--- start RECORDS TO PROCESS ---
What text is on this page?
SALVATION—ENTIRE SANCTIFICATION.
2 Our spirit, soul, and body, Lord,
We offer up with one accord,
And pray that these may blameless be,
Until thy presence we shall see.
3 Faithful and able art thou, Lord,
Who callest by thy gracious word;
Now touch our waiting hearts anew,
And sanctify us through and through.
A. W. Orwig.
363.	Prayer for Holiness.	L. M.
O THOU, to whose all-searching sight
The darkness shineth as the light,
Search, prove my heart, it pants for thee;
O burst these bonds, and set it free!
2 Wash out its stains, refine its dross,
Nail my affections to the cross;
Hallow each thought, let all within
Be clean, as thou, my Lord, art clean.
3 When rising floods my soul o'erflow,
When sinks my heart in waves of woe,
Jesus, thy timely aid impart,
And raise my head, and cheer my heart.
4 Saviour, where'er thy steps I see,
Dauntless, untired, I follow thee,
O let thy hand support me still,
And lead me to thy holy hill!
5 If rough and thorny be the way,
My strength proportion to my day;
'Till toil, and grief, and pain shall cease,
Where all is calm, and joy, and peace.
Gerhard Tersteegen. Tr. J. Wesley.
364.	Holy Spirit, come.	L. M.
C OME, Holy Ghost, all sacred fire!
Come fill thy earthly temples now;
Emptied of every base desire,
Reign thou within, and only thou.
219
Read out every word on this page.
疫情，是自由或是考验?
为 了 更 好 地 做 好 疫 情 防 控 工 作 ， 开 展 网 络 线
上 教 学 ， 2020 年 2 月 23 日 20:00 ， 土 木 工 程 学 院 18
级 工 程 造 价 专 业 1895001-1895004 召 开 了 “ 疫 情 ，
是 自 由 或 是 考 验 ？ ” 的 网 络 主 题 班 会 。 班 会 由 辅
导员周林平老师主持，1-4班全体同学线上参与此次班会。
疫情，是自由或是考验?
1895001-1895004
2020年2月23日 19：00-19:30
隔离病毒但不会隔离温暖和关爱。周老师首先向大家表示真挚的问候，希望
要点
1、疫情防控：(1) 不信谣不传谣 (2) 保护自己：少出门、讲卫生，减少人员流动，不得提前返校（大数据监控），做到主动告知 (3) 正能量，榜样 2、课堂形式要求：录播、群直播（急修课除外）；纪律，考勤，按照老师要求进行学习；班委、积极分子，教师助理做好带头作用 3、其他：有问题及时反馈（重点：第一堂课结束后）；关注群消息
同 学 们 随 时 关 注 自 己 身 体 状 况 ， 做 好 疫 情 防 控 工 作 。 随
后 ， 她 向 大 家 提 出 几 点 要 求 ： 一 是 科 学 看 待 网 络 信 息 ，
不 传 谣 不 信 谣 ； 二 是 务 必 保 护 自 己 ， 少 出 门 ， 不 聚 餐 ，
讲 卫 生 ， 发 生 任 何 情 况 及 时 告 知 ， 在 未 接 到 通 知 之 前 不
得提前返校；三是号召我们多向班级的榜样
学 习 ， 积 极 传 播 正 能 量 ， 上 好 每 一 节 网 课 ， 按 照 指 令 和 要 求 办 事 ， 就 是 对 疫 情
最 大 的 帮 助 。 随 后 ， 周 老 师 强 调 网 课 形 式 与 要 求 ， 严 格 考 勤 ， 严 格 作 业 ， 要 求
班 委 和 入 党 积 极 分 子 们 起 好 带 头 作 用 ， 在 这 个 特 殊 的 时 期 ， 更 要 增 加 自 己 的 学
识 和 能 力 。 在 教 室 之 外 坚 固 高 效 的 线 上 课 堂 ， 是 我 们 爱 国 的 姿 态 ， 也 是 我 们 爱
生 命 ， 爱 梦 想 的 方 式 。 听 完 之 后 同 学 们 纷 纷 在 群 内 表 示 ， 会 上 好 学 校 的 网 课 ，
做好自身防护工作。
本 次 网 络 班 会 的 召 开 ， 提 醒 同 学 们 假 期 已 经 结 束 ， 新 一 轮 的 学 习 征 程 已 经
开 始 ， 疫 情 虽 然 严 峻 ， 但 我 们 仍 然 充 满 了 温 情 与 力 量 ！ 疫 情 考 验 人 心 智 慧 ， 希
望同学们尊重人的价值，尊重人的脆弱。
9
--- end RECORDS TO PROCESS ---
### THE EXERCISE:
Restate each entry exactly, skipping none.

### OUTPUT BELOW:
What text is on this page?
SALVATION—ENTIRE SANCTIFICATION.
2 Our spirit, soul, and body, Lord,
We offer up with one accord,
And pray that these may blameless be,
Until thy presence we shall see.
3 Faithful and able art thou, Lord,
Who callest by thy gracious word;
Now touch our waiting hearts anew,
And sanctify us through and through.
A. W. Orwig.
363.	Prayer for Holiness.	L. M.
O THOU, to whose all-searching sight
The darkness shineth as the light,
Search, prove my heart, it pants for thee;
O burst these bonds, and set it free!
2 Wash out its stains, refine its dross,
Nail my affections to the cross;
Hallow each thought, let all within
Be clean, as thou, my Lord, art clean.
3 When rising floods my soul o'erflow,
When sinks my heart in waves of woe,
Jesus, thy timely aid impart,
And raise my head, and cheer my heart.
4 Saviour, where'er thy steps I see,
Dauntless, untired, I follow thee,
O let thy hand support me still,
And lead me to thy holy hill!
5 If rough and thorny be the way,
My strength proportion to my day;
'Till toil, and grief, and pain shall cease,
Where all is calm, and joy, and peace.
Gerhard Tersteegen. Tr. J. Wesley.
364.	Holy Spirit, come.	L. M.
C OME, Holy Ghost, all sacred fire!
Come fill thy earthly temples now;
Emptied of every base desire,
Reign thou within, and only thou.
219
Read out every word on this page.
疫情，是自由或是考验?
为 了 更 好 地 做 好 疫 情 防 控 工 作 ， 开 展 网 络 线
上 教 学 ， 2020 年 2 月 23 日 20:00 ， 土 木 工 程 学 院 18
级 工 程 造 价 专 业 1895001-1895004 召 开 了 “ 疫 情 ，
是 自 由 或 是 考 验 ？ ” 的 网 络 主 题 班 会 。 班 会 由 辅
导员周林平老师主持，1-4班全体同学线上参与此次班会。
疫情，是自由或是考验?
1895001-1895004
2020年2月23日 19：00-19:30
隔离病毒但不会隔离温暖和关爱。周老师首先向大家表示真挚的问候，希望
要点
1、疫情防控：(1) 不信谣不传谣 (2) 保护自己：少出门、讲卫生，减少人员流动，不得提前返校（大数据监控），做到主动告知 (3) 正能量，榜样 2、课堂形式要求：录播、群直播（急修课除外）；纪律，考勤，按照老师要求进行学习；班委、积极分子，教师助理做好带头作用 3、其他：有问题及时反馈（重点：第一堂课结束后）；关注群消息
同 学 们 随 时 关 注 自 己 身 体 状 况 ， 做 好 疫 情 防 控 工 作 。 随
后 ， 她 向 大 家 提 出 几 点 要 求 ： 一 是 科 学 看 待 网 络 信 息 ，
不 传 谣 不 信 谣 ； 二 是 务 必 保 护 自 己 ， 少 出 门 ， 不 聚 餐 ，
讲 卫 生 ， 发 生 任 何 情 况 及 时 告 知 ， 在 未 接 到 通 知 之 前 不
得提前返校；三是号召我们多向班级的榜样
学 习 ， 积 极 传 播 正 能 量 ， 上 好 每 一 节 网 课 ， 按 照 指 令 和 要 求 办 事 ， 就 是 对 疫 情
最 大 的 帮 助 。 随 后 ， 周 老 师 强 调 网 课 形 式 与 要 求 ， 严 格 考 勤 ， 严 格 作 业 ， 要 求
班 委 和 入 党 积 极 分 子 们 起 好 带 头 作 用 ， 在 这 个 特 殊 的 时 期 ， 更 要 增 加 自 己 的 学
识 和 能 力 。 在 教 室 之 外 坚 固 高 效 的 线 上 课 堂 ， 是 我 们 爱 国 的 姿 态 ， 也 是 我 们 爱
生 命 ， 爱 梦 想 的 方 式 。 听 完 之 后 同 学 们 纷 纷 在 群 内 表 示 ， 会 上 好 学 校 的 网 课 ，
做好自身防护工作。
本 次 网 络 班 会 的 召 开 ， 提 醒 同 学 们 假 期 已 经 结 束 ， 新 一 轮 的 学 习 征 程 已 经
开 始 ， 疫 情 虽 然 严 峻 ， 但 我 们 仍 然 充 满 了 温 情 与 力 量 ！ 疫 情 考 验 人 心 智 慧 ， 希
望同学们尊重人的价值，尊重人的脆弱。
9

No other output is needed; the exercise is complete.